◆ SOURCE MATERIAL
● ● ● ● ●

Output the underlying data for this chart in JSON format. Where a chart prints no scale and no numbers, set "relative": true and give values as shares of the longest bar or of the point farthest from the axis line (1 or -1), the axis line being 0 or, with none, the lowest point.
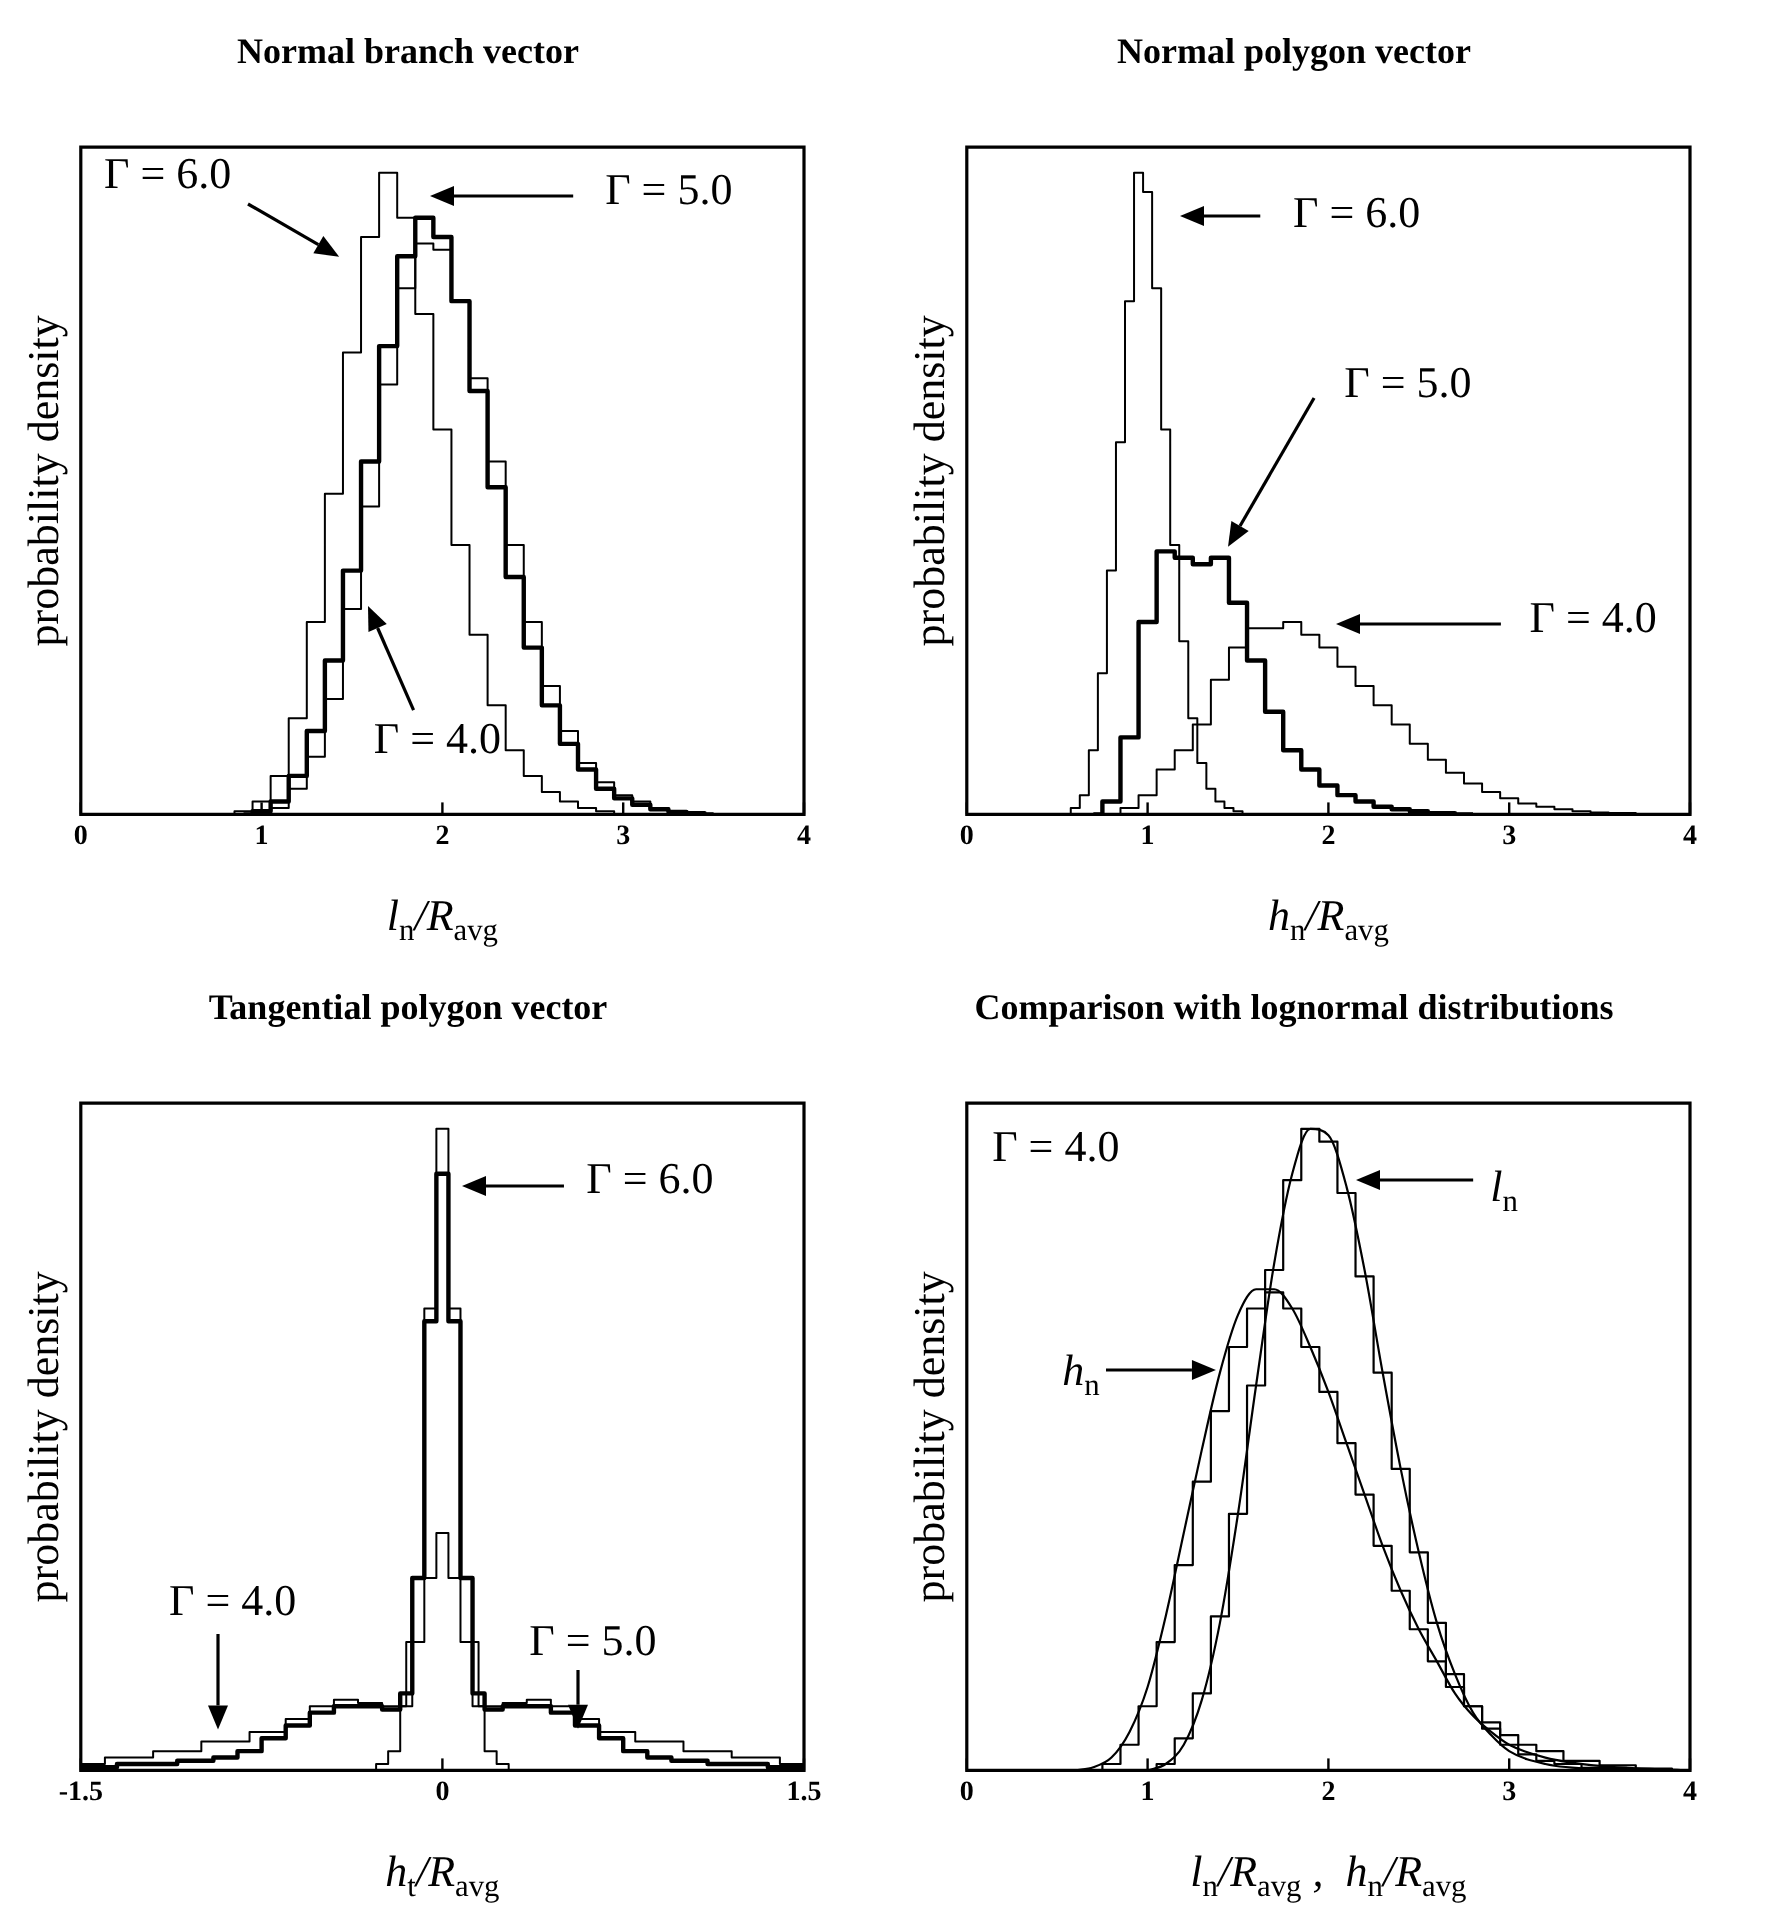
{
  "chart_data": [
    {
      "type": "step",
      "title": "Normal branch vector",
      "xlabel": "l$_{n}$/R$_{avg}$",
      "ylabel": "probability density",
      "relative": true,
      "xlim": [
        0,
        4
      ],
      "xticks": [
        0,
        1,
        2,
        3,
        4
      ],
      "legend": false,
      "grid": false,
      "series": [
        {
          "color": "#000000",
          "x": [
            0.8,
            0.9,
            1.0,
            1.1,
            1.2,
            1.3,
            1.4,
            1.5,
            1.6,
            1.7,
            1.8,
            1.9,
            2.0,
            2.1,
            2.2,
            2.3,
            2.4,
            2.5,
            2.6,
            2.7,
            2.8,
            2.9,
            3.0
          ],
          "values": [
            0,
            0.005,
            0.02,
            0.06,
            0.15,
            0.3,
            0.5,
            0.72,
            0.9,
            1.0,
            0.93,
            0.78,
            0.6,
            0.42,
            0.28,
            0.17,
            0.1,
            0.06,
            0.035,
            0.02,
            0.01,
            0.005,
            0
          ]
        },
        {
          "color": "#000000",
          "x": [
            0.9,
            1.0,
            1.1,
            1.2,
            1.3,
            1.4,
            1.5,
            1.6,
            1.7,
            1.8,
            1.9,
            2.0,
            2.1,
            2.2,
            2.3,
            2.4,
            2.5,
            2.6,
            2.7,
            2.8,
            2.9,
            3.0,
            3.1,
            3.2,
            3.3,
            3.4,
            3.5
          ],
          "values": [
            0,
            0.005,
            0.02,
            0.06,
            0.13,
            0.24,
            0.38,
            0.55,
            0.73,
            0.87,
            0.93,
            0.9,
            0.8,
            0.66,
            0.51,
            0.37,
            0.26,
            0.17,
            0.11,
            0.07,
            0.04,
            0.025,
            0.015,
            0.008,
            0.004,
            0.002,
            0
          ]
        },
        {
          "color": "#000000",
          "x": [
            1.0,
            1.1,
            1.2,
            1.3,
            1.4,
            1.5,
            1.6,
            1.7,
            1.8,
            1.9,
            2.0,
            2.1,
            2.2,
            2.3,
            2.4,
            2.5,
            2.6,
            2.7,
            2.8,
            2.9,
            3.0,
            3.1,
            3.2,
            3.3,
            3.4
          ],
          "values": [
            0,
            0.01,
            0.04,
            0.09,
            0.18,
            0.32,
            0.48,
            0.67,
            0.82,
            0.89,
            0.88,
            0.8,
            0.68,
            0.55,
            0.42,
            0.3,
            0.2,
            0.13,
            0.08,
            0.05,
            0.03,
            0.02,
            0.01,
            0.005,
            0
          ]
        }
      ],
      "annotations": [
        "Γ = 6.0",
        "Γ = 5.0",
        "Γ = 4.0"
      ]
    },
    {
      "type": "step",
      "title": "Normal polygon vector",
      "xlabel": "h$_{n}$/R$_{avg}$",
      "ylabel": "probability density",
      "relative": true,
      "xlim": [
        0,
        4
      ],
      "xticks": [
        0,
        1,
        2,
        3,
        4
      ],
      "legend": false,
      "grid": false,
      "series": [
        {
          "color": "#000000",
          "x": [
            0.55,
            0.6,
            0.65,
            0.7,
            0.75,
            0.8,
            0.85,
            0.9,
            0.95,
            1.0,
            1.05,
            1.1,
            1.15,
            1.2,
            1.25,
            1.3,
            1.35,
            1.4,
            1.45,
            1.5,
            1.55
          ],
          "values": [
            0,
            0.01,
            0.03,
            0.1,
            0.22,
            0.38,
            0.58,
            0.8,
            1.0,
            0.97,
            0.82,
            0.6,
            0.42,
            0.27,
            0.15,
            0.08,
            0.04,
            0.02,
            0.01,
            0.005,
            0
          ]
        },
        {
          "color": "#000000",
          "x": [
            0.7,
            0.8,
            0.9,
            1.0,
            1.1,
            1.2,
            1.3,
            1.4,
            1.5,
            1.6,
            1.7,
            1.8,
            1.9,
            2.0,
            2.1,
            2.2,
            2.3,
            2.4,
            2.5,
            2.6,
            2.8
          ],
          "values": [
            0,
            0.02,
            0.12,
            0.3,
            0.41,
            0.4,
            0.39,
            0.4,
            0.33,
            0.24,
            0.16,
            0.1,
            0.07,
            0.045,
            0.03,
            0.02,
            0.012,
            0.008,
            0.005,
            0.002,
            0
          ]
        },
        {
          "color": "#000000",
          "x": [
            0.8,
            0.9,
            1.0,
            1.1,
            1.2,
            1.3,
            1.4,
            1.5,
            1.6,
            1.7,
            1.8,
            1.9,
            2.0,
            2.1,
            2.2,
            2.3,
            2.4,
            2.5,
            2.6,
            2.7,
            2.8,
            2.9,
            3.0,
            3.1,
            3.2,
            3.3,
            3.4,
            3.5,
            3.6,
            3.8
          ],
          "values": [
            0,
            0.01,
            0.03,
            0.07,
            0.1,
            0.14,
            0.21,
            0.26,
            0.29,
            0.29,
            0.3,
            0.28,
            0.26,
            0.23,
            0.2,
            0.17,
            0.14,
            0.11,
            0.085,
            0.065,
            0.048,
            0.035,
            0.025,
            0.017,
            0.012,
            0.008,
            0.005,
            0.003,
            0.002,
            0
          ]
        }
      ],
      "annotations": [
        "Γ = 6.0",
        "Γ = 5.0",
        "Γ = 4.0"
      ]
    },
    {
      "type": "step",
      "title": "Tangential polygon vector",
      "xlabel": "h$_{t}$/R$_{avg}$",
      "ylabel": "probability density",
      "relative": true,
      "xlim": [
        -1.5,
        1.5
      ],
      "xticks": [
        -1.5,
        0,
        1.5
      ],
      "legend": false,
      "grid": false,
      "series": [
        {
          "color": "#000000",
          "x": [
            -0.3,
            -0.25,
            -0.2,
            -0.15,
            -0.1,
            -0.05,
            0,
            0.05,
            0.1,
            0.15,
            0.2,
            0.25,
            0.3
          ],
          "values": [
            0,
            0.01,
            0.03,
            0.1,
            0.3,
            0.72,
            1.0,
            0.72,
            0.3,
            0.1,
            0.03,
            0.01,
            0
          ]
        },
        {
          "color": "#000000",
          "x": [
            -1.5,
            -1.2,
            -1.0,
            -0.9,
            -0.8,
            -0.7,
            -0.6,
            -0.5,
            -0.4,
            -0.3,
            -0.2,
            -0.15,
            -0.1,
            -0.05,
            0,
            0.05,
            0.1,
            0.15,
            0.2,
            0.3,
            0.4,
            0.5,
            0.6,
            0.7,
            0.8,
            0.9,
            1.0,
            1.2,
            1.5
          ],
          "values": [
            0.005,
            0.01,
            0.015,
            0.02,
            0.03,
            0.05,
            0.07,
            0.09,
            0.1,
            0.1,
            0.095,
            0.12,
            0.3,
            0.7,
            0.93,
            0.7,
            0.3,
            0.12,
            0.095,
            0.1,
            0.1,
            0.09,
            0.07,
            0.05,
            0.03,
            0.02,
            0.015,
            0.01,
            0.005
          ]
        },
        {
          "color": "#000000",
          "x": [
            -1.5,
            -1.3,
            -1.1,
            -0.9,
            -0.7,
            -0.6,
            -0.5,
            -0.4,
            -0.3,
            -0.2,
            -0.1,
            -0.05,
            0,
            0.05,
            0.1,
            0.2,
            0.3,
            0.4,
            0.5,
            0.6,
            0.7,
            0.9,
            1.1,
            1.3,
            1.5
          ],
          "values": [
            0.01,
            0.02,
            0.03,
            0.045,
            0.06,
            0.08,
            0.1,
            0.11,
            0.105,
            0.1,
            0.2,
            0.3,
            0.37,
            0.3,
            0.2,
            0.1,
            0.105,
            0.11,
            0.1,
            0.08,
            0.06,
            0.045,
            0.03,
            0.02,
            0.01
          ]
        }
      ],
      "annotations": [
        "Γ = 6.0",
        "Γ = 4.0",
        "Γ = 5.0"
      ]
    },
    {
      "type": "step",
      "title": "Comparison with lognormal distributions",
      "xlabel": "l$_{n}$/R$_{avg}$ ,  h$_{n}$/R$_{avg}$",
      "ylabel": "probability density",
      "relative": true,
      "xlim": [
        0,
        4
      ],
      "xticks": [
        0,
        1,
        2,
        3,
        4
      ],
      "legend": false,
      "grid": false,
      "series": [
        {
          "type": "step",
          "color": "#000000",
          "x": [
            1.0,
            1.1,
            1.2,
            1.3,
            1.4,
            1.5,
            1.6,
            1.7,
            1.8,
            1.9,
            2.0,
            2.1,
            2.2,
            2.3,
            2.4,
            2.5,
            2.6,
            2.7,
            2.8,
            2.9,
            3.0,
            3.1,
            3.2,
            3.3,
            3.5,
            3.8
          ],
          "values": [
            0,
            0.01,
            0.05,
            0.12,
            0.24,
            0.4,
            0.6,
            0.78,
            0.92,
            1.0,
            0.98,
            0.9,
            0.77,
            0.62,
            0.47,
            0.34,
            0.23,
            0.15,
            0.1,
            0.065,
            0.04,
            0.025,
            0.015,
            0.01,
            0.004,
            0
          ]
        },
        {
          "type": "line",
          "color": "#000000",
          "x": [
            1.0,
            1.1,
            1.2,
            1.3,
            1.4,
            1.5,
            1.6,
            1.7,
            1.8,
            1.9,
            2.0,
            2.1,
            2.2,
            2.3,
            2.4,
            2.5,
            2.6,
            2.7,
            2.8,
            2.9,
            3.0,
            3.2,
            3.5,
            4.0
          ],
          "values": [
            0,
            0.01,
            0.04,
            0.11,
            0.23,
            0.4,
            0.6,
            0.79,
            0.93,
            1.0,
            0.99,
            0.91,
            0.78,
            0.62,
            0.47,
            0.34,
            0.23,
            0.15,
            0.09,
            0.055,
            0.03,
            0.01,
            0.002,
            0
          ]
        },
        {
          "type": "step",
          "color": "#000000",
          "x": [
            0.7,
            0.8,
            0.9,
            1.0,
            1.1,
            1.2,
            1.3,
            1.4,
            1.5,
            1.6,
            1.7,
            1.8,
            1.9,
            2.0,
            2.1,
            2.2,
            2.3,
            2.4,
            2.5,
            2.6,
            2.7,
            2.8,
            2.9,
            3.0,
            3.1,
            3.2,
            3.4,
            3.6,
            3.8,
            4.0
          ],
          "values": [
            0,
            0.01,
            0.04,
            0.1,
            0.2,
            0.32,
            0.45,
            0.56,
            0.66,
            0.72,
            0.745,
            0.72,
            0.66,
            0.59,
            0.51,
            0.43,
            0.35,
            0.28,
            0.22,
            0.17,
            0.13,
            0.1,
            0.075,
            0.055,
            0.04,
            0.03,
            0.015,
            0.008,
            0.003,
            0
          ]
        },
        {
          "type": "line",
          "color": "#000000",
          "x": [
            0.6,
            0.7,
            0.8,
            0.9,
            1.0,
            1.1,
            1.2,
            1.3,
            1.4,
            1.5,
            1.6,
            1.7,
            1.8,
            1.9,
            2.0,
            2.1,
            2.2,
            2.3,
            2.4,
            2.5,
            2.6,
            2.7,
            2.8,
            2.9,
            3.0,
            3.2,
            3.5,
            4.0
          ],
          "values": [
            0,
            0.005,
            0.02,
            0.06,
            0.13,
            0.24,
            0.37,
            0.5,
            0.62,
            0.71,
            0.75,
            0.75,
            0.72,
            0.66,
            0.59,
            0.51,
            0.43,
            0.35,
            0.28,
            0.22,
            0.17,
            0.12,
            0.085,
            0.06,
            0.04,
            0.02,
            0.007,
            0
          ]
        }
      ],
      "annotations": [
        "Γ = 4.0",
        "l$_{n}$",
        "h$_{n}$"
      ]
    }
  ]
}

● ● ● ● ●

◆ WHAT THE TASK REQUIRES
Using the records above, gather all lines where the string "vector" is present.

◆ SOLVED PROBLEM
      "title": "Normal branch vector",
      "title": "Normal polygon vector",
      "title": "Tangential polygon vector",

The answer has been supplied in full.